## START Recorded information
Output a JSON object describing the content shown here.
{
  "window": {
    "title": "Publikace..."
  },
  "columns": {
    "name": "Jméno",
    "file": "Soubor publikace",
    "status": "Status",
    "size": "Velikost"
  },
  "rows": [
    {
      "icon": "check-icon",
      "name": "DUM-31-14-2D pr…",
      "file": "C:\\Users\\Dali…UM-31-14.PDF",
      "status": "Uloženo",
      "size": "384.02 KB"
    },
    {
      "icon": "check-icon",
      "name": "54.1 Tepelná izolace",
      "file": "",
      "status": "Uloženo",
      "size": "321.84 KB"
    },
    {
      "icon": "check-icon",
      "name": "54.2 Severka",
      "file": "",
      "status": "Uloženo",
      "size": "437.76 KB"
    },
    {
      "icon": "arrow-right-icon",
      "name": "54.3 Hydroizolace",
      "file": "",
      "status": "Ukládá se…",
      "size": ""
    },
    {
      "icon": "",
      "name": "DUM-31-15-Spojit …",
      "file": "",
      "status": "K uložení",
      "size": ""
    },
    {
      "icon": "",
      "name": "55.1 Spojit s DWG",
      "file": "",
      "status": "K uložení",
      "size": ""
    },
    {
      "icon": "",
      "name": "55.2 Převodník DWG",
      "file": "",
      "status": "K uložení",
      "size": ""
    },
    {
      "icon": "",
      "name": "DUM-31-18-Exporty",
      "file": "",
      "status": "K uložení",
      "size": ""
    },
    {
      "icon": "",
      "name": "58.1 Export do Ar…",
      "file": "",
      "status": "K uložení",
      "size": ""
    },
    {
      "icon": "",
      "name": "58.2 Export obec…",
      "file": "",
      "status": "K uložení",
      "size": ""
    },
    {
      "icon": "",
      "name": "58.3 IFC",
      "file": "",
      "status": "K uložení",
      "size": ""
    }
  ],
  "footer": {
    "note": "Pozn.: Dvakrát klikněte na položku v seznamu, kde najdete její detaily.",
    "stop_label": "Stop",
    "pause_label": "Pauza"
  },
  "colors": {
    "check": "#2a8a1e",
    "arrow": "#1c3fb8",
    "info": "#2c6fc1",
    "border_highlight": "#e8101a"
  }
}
## END Recorded information
Set exercise:
Repeat all the entries exactly as given.

Output for this exercise:
Output a JSON object describing the content shown here.
{
  "window": {
    "title": "Publikace..."
  },
  "columns": {
    "name": "Jméno",
    "file": "Soubor publikace",
    "status": "Status",
    "size": "Velikost"
  },
  "rows": [
    {
      "icon": "check-icon",
      "name": "DUM-31-14-2D pr…",
      "file": "C:\\Users\\Dali…UM-31-14.PDF",
      "status": "Uloženo",
      "size": "384.02 KB"
    },
    {
      "icon": "check-icon",
      "name": "54.1 Tepelná izolace",
      "file": "",
      "status": "Uloženo",
      "size": "321.84 KB"
    },
    {
      "icon": "check-icon",
      "name": "54.2 Severka",
      "file": "",
      "status": "Uloženo",
      "size": "437.76 KB"
    },
    {
      "icon": "arrow-right-icon",
      "name": "54.3 Hydroizolace",
      "file": "",
      "status": "Ukládá se…",
      "size": ""
    },
    {
      "icon": "",
      "name": "DUM-31-15-Spojit …",
      "file": "",
      "status": "K uložení",
      "size": ""
    },
    {
      "icon": "",
      "name": "55.1 Spojit s DWG",
      "file": "",
      "status": "K uložení",
      "size": ""
    },
    {
      "icon": "",
      "name": "55.2 Převodník DWG",
      "file": "",
      "status": "K uložení",
      "size": ""
    },
    {
      "icon": "",
      "name": "DUM-31-18-Exporty",
      "file": "",
      "status": "K uložení",
      "size": ""
    },
    {
      "icon": "",
      "name": "58.1 Export do Ar…",
      "file": "",
      "status": "K uložení",
      "size": ""
    },
    {
      "icon": "",
      "name": "58.2 Export obec…",
      "file": "",
      "status": "K uložení",
      "size": ""
    },
    {
      "icon": "",
      "name": "58.3 IFC",
      "file": "",
      "status": "K uložení",
      "size": ""
    }
  ],
  "footer": {
    "note": "Pozn.: Dvakrát klikněte na položku v seznamu, kde najdete její detaily.",
    "stop_label": "Stop",
    "pause_label": "Pauza"
  },
  "colors": {
    "check": "#2a8a1e",
    "arrow": "#1c3fb8",
    "info": "#2c6fc1",
    "border_highlight": "#e8101a"
  }
}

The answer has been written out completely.